_Goal of the exercise_: Check each line of the material. Copy those containing "forint".

_Data_:
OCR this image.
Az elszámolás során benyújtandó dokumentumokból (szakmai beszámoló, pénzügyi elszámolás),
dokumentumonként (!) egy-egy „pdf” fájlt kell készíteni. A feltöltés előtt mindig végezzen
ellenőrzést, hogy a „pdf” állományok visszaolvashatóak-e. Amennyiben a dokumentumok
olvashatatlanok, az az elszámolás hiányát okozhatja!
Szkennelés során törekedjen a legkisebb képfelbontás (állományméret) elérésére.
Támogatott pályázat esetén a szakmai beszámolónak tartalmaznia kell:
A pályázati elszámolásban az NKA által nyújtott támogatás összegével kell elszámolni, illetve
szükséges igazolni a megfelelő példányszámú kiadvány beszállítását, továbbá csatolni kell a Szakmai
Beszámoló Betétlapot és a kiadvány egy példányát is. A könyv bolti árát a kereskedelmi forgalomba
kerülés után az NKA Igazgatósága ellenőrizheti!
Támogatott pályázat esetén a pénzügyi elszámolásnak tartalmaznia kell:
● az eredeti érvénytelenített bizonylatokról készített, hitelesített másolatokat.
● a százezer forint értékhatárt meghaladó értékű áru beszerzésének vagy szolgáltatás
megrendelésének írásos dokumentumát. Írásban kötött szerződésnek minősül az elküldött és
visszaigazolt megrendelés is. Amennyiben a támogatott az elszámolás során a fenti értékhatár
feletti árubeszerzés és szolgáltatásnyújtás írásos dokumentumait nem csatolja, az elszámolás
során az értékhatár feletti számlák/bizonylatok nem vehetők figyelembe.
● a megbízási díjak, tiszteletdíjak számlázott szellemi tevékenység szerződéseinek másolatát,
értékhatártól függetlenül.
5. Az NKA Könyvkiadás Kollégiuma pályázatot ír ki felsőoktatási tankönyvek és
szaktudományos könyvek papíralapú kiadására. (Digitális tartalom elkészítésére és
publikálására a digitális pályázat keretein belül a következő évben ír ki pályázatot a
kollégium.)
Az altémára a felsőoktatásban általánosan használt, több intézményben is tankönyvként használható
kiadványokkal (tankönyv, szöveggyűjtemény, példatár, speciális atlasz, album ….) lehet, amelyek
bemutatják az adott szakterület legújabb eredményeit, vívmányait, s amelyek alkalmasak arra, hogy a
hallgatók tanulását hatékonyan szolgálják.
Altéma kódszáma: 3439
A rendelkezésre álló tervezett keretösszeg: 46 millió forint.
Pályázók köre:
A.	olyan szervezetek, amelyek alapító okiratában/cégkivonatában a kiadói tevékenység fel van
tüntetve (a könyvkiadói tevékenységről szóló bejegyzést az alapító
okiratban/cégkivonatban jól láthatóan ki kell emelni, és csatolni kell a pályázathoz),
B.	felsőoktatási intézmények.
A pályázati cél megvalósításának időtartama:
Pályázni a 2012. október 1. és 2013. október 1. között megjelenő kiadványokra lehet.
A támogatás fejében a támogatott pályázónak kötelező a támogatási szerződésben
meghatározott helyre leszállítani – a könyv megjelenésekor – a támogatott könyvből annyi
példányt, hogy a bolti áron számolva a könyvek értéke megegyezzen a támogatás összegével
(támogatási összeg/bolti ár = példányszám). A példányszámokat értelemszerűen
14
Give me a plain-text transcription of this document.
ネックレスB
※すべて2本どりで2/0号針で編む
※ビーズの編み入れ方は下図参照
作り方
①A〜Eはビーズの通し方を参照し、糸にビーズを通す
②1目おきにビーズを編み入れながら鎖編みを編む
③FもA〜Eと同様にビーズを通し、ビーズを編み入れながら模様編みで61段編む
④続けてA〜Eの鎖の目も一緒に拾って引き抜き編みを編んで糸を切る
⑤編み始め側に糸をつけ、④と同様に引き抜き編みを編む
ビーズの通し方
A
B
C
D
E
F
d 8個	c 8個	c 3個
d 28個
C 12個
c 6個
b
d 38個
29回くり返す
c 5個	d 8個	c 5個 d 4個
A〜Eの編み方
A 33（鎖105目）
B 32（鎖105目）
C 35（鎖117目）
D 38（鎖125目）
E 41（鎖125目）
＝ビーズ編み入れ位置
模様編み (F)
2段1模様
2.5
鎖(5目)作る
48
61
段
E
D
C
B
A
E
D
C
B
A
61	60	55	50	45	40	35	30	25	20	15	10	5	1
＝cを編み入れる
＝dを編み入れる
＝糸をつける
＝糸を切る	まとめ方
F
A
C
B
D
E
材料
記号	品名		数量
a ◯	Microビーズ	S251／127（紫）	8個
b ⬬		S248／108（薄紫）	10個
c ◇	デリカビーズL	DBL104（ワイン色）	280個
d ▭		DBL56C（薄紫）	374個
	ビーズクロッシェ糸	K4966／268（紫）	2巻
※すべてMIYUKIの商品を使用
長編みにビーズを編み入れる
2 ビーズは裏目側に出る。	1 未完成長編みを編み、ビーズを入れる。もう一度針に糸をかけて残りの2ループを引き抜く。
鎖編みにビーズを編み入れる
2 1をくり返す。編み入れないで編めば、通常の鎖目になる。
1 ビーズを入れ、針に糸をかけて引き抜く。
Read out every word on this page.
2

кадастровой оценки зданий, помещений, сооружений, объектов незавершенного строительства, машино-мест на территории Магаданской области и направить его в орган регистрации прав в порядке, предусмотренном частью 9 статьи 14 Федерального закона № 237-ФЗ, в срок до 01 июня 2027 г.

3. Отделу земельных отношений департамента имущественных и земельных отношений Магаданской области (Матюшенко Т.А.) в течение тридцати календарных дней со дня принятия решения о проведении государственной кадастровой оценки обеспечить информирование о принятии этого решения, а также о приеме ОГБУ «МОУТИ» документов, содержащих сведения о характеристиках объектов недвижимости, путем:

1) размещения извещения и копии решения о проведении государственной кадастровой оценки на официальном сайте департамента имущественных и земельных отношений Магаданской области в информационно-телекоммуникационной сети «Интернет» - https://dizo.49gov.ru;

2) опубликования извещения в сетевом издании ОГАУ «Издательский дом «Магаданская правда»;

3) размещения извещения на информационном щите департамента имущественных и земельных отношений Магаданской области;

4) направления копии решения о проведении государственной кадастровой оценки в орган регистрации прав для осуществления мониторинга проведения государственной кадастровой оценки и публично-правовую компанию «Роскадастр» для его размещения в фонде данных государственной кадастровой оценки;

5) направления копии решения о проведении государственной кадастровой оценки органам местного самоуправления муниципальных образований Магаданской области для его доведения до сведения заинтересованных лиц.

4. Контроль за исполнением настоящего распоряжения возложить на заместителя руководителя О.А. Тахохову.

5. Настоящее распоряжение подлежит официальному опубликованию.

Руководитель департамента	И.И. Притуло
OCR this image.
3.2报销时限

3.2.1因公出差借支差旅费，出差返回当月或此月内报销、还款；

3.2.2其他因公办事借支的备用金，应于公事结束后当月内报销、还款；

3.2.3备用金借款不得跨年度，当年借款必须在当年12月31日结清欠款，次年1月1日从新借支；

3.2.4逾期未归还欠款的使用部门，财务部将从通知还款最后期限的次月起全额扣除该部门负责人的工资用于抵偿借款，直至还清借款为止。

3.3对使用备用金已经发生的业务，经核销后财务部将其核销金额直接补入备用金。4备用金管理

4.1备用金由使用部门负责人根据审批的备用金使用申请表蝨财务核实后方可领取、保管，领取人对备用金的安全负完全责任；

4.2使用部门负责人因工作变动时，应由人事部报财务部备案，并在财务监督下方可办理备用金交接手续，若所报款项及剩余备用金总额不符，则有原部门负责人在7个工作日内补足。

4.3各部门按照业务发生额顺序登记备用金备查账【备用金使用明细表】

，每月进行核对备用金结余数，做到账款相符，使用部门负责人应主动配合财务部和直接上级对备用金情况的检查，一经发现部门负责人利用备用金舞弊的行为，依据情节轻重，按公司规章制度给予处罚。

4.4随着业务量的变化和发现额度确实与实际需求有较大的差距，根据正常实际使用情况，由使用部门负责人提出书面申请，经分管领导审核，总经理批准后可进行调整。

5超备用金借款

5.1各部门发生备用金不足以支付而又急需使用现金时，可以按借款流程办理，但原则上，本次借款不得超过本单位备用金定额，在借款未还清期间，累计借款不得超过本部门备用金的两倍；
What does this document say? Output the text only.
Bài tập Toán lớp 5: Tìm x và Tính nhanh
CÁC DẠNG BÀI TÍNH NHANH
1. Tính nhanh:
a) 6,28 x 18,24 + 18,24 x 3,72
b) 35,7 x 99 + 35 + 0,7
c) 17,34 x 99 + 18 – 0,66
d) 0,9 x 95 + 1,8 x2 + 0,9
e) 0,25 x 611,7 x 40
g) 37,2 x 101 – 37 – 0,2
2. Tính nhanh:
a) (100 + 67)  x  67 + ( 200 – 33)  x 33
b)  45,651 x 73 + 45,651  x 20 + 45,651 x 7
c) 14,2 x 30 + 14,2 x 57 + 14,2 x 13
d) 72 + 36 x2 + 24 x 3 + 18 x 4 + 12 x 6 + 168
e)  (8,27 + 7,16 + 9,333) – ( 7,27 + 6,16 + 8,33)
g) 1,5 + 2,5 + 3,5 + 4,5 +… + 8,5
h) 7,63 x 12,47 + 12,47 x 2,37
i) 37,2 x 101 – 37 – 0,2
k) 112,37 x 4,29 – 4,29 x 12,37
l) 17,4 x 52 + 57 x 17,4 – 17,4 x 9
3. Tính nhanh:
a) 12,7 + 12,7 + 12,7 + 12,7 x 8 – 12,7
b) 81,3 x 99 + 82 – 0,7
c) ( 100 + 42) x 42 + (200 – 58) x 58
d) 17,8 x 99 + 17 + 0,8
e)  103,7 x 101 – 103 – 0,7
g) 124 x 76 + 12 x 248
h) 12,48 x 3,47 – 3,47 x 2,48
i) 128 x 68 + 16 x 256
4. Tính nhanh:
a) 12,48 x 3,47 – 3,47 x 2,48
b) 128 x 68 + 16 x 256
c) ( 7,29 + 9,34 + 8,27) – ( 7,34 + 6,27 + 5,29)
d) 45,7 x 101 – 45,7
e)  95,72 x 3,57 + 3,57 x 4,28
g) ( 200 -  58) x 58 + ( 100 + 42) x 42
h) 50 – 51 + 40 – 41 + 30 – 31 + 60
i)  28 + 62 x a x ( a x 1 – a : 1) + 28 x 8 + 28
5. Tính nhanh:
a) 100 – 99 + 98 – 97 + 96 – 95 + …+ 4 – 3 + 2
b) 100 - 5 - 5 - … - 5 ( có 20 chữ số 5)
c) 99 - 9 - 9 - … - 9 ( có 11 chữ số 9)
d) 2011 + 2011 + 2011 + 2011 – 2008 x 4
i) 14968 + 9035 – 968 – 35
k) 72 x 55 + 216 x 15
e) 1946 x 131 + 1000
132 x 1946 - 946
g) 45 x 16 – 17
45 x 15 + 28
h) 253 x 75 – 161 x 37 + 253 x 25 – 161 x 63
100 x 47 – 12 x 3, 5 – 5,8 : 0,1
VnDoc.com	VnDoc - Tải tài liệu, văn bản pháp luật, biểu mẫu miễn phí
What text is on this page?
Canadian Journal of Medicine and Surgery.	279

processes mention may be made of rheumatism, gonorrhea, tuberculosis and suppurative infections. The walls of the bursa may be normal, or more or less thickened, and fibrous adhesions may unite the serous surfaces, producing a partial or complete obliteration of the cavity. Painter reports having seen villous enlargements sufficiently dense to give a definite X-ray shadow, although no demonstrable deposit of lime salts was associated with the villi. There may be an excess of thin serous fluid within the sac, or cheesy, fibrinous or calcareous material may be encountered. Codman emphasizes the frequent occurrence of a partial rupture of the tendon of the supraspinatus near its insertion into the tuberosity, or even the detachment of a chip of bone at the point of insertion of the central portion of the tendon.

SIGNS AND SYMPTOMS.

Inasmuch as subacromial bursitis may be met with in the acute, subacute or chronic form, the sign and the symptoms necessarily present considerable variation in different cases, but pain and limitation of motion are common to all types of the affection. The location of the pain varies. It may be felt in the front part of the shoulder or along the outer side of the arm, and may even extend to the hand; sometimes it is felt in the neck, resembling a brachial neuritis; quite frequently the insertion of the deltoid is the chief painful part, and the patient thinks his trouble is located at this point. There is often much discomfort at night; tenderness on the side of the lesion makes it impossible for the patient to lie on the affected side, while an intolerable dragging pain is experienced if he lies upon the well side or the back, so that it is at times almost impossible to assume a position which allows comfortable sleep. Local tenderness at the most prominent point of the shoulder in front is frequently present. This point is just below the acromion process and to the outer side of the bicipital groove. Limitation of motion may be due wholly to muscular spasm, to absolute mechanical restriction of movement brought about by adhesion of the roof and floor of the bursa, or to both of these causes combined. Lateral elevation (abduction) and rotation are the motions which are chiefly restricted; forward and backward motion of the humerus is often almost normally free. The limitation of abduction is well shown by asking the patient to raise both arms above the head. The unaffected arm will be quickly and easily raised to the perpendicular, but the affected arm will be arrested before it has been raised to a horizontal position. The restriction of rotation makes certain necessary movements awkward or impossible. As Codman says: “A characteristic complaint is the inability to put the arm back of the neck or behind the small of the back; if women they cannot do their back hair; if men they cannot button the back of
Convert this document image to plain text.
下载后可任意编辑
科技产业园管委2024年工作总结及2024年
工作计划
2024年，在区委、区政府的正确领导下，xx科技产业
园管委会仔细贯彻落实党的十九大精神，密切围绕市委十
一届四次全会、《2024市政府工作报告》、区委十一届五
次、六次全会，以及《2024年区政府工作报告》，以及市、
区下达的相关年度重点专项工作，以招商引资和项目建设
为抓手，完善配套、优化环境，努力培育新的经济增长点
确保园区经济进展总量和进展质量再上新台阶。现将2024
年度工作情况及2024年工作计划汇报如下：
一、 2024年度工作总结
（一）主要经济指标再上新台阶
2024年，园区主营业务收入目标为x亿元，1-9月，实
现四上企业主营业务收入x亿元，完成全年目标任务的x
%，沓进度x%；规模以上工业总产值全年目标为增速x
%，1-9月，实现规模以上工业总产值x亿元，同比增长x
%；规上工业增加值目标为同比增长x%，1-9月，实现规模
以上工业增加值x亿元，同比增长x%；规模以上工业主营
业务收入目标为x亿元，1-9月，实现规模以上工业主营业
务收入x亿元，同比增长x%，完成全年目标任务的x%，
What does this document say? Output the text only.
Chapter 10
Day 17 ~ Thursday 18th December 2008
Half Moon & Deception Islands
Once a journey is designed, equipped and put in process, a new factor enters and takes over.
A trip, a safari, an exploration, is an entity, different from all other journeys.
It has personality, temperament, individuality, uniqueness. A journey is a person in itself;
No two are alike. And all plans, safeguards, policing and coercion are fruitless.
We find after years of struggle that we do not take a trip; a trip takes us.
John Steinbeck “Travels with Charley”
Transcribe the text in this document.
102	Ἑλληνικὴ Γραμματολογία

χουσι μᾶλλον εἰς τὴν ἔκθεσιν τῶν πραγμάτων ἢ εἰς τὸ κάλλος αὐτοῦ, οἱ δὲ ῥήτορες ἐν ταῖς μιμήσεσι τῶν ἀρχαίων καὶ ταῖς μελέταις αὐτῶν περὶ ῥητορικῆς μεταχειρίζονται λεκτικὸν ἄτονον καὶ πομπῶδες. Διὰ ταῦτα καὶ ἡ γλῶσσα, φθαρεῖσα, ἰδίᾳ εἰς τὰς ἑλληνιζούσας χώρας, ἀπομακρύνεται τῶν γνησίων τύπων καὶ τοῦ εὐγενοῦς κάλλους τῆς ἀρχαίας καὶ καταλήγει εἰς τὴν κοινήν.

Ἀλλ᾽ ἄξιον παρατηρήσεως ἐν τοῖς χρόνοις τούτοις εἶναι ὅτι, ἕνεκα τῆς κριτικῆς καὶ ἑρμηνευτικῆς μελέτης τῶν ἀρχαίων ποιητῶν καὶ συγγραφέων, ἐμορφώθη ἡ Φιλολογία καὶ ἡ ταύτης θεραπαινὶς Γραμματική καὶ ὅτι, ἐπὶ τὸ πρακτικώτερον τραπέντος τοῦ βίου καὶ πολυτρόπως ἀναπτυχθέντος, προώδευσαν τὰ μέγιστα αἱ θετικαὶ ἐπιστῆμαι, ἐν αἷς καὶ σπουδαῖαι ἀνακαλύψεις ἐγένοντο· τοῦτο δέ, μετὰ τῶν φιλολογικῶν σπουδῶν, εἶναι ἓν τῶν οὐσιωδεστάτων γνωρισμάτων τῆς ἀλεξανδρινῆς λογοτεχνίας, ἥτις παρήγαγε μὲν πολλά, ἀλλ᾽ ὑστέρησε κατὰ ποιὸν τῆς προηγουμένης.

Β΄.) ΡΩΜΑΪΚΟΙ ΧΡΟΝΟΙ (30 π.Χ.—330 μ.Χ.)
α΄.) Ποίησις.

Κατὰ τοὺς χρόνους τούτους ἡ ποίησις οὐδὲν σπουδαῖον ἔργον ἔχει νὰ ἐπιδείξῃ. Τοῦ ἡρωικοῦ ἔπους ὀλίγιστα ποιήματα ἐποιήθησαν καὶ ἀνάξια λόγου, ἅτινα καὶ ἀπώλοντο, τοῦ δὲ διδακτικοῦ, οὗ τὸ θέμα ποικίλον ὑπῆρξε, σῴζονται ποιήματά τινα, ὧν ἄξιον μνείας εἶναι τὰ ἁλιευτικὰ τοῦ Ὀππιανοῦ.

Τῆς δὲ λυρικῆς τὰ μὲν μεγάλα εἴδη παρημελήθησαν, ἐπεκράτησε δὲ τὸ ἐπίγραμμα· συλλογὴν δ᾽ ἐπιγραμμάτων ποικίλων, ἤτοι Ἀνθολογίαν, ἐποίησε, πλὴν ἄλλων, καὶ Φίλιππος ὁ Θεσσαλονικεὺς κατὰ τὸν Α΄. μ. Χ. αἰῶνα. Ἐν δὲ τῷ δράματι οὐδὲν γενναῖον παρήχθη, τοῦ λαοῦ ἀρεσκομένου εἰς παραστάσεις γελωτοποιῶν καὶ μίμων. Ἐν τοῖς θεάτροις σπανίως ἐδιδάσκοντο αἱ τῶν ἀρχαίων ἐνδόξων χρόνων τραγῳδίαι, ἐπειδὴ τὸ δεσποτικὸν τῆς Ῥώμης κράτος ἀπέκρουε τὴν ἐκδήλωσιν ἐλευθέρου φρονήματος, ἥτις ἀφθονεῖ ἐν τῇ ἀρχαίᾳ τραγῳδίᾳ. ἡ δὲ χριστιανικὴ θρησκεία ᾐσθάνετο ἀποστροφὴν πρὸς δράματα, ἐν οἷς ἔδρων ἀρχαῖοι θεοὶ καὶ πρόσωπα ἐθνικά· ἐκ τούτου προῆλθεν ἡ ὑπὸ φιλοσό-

_Answer to the exercise_:
● a százezer forint értékhatárt meghaladó értékű áru beszerzésének vagy szolgáltatás
A rendelkezésre álló tervezett keretösszeg: 46 millió forint.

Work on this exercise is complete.